## What the exercise asks:
What is the number of lines in these entries that include "Sandy"? Write that number and no other text.

## Records:
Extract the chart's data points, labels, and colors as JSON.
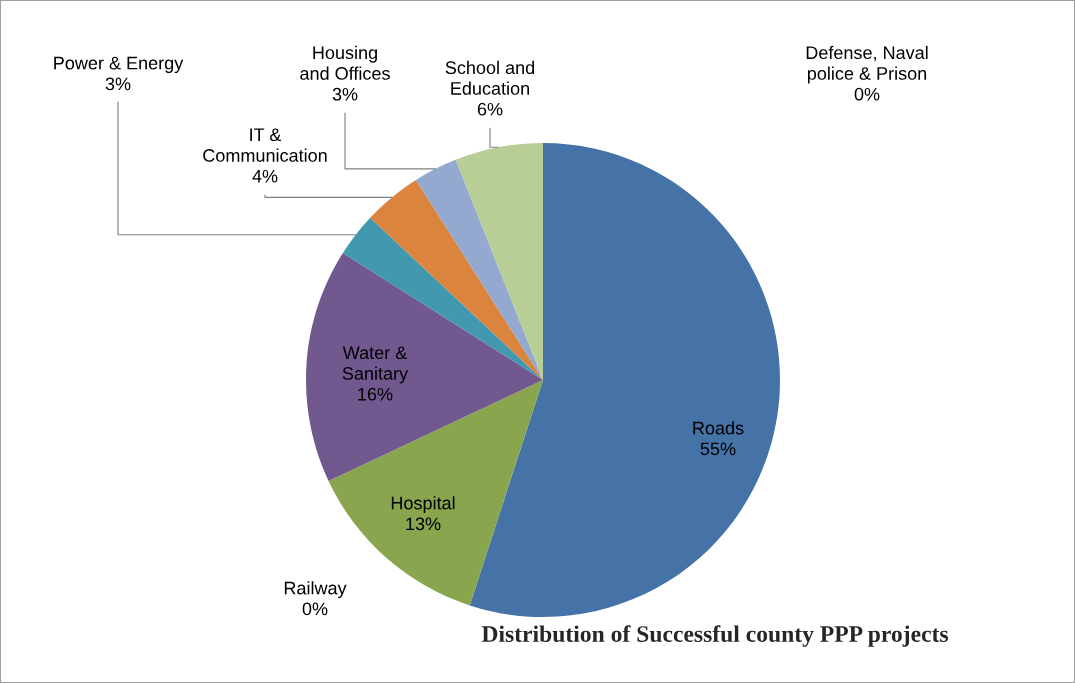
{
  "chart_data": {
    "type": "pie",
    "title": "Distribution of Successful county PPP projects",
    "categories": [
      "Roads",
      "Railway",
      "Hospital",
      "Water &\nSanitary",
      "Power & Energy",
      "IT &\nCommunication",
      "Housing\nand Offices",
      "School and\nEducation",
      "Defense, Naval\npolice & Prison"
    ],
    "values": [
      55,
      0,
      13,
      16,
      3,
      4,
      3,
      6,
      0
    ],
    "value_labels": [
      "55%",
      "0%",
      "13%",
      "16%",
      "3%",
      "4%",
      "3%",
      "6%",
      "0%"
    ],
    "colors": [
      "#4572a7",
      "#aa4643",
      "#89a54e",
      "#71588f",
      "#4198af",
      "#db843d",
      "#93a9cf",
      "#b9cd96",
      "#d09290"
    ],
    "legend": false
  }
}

==

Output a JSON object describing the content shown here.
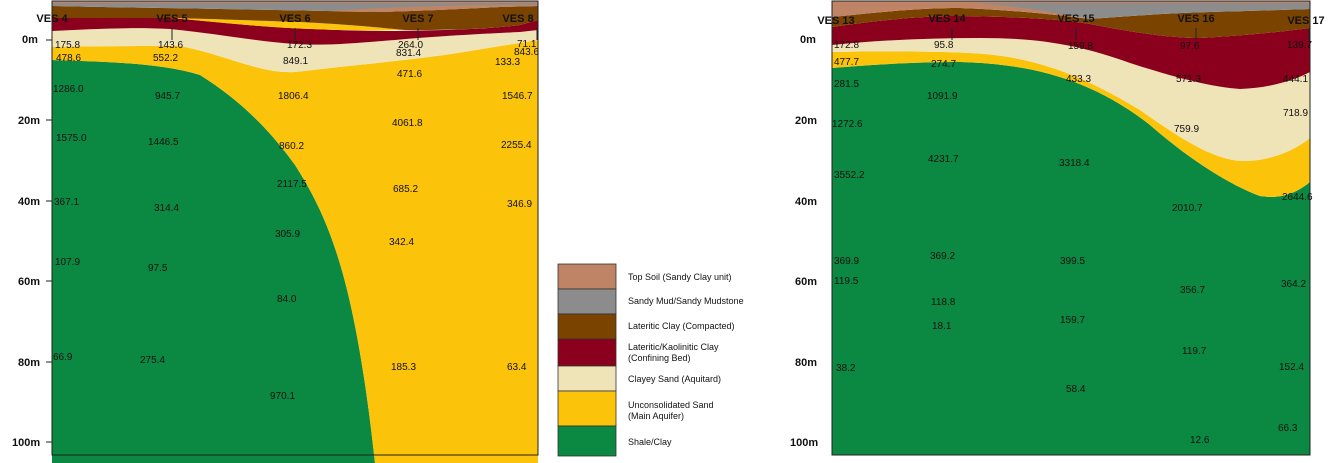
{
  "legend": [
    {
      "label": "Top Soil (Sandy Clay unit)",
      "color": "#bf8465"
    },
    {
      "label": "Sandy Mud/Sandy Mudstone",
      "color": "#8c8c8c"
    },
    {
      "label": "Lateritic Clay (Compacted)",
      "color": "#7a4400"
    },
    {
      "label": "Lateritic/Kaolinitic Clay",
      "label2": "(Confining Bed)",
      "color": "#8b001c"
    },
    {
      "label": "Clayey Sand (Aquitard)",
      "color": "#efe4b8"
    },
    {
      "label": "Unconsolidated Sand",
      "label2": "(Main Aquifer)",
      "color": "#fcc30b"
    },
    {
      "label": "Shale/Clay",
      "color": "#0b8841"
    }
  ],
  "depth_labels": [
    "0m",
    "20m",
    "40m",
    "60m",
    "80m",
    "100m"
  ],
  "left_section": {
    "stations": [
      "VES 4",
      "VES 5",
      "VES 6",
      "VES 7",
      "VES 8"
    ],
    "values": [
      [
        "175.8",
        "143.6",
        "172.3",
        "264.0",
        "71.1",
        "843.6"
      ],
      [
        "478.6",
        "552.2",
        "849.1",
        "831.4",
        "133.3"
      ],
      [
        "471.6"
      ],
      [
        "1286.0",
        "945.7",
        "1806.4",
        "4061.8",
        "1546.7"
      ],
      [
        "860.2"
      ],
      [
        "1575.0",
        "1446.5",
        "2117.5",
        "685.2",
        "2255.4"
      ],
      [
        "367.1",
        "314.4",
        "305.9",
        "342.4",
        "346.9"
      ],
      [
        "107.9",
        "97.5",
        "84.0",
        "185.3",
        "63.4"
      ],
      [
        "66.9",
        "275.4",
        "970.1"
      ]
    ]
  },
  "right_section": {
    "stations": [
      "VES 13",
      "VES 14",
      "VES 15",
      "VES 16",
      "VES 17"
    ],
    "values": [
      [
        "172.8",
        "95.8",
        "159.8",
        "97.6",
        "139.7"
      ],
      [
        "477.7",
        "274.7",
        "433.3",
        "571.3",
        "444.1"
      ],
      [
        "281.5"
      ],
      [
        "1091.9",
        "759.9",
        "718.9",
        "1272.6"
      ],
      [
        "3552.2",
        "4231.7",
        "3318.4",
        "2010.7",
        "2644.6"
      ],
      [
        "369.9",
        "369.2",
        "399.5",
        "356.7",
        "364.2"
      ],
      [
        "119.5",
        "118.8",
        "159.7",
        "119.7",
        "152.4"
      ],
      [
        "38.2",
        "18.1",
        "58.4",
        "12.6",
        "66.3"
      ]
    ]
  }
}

## Task result:
2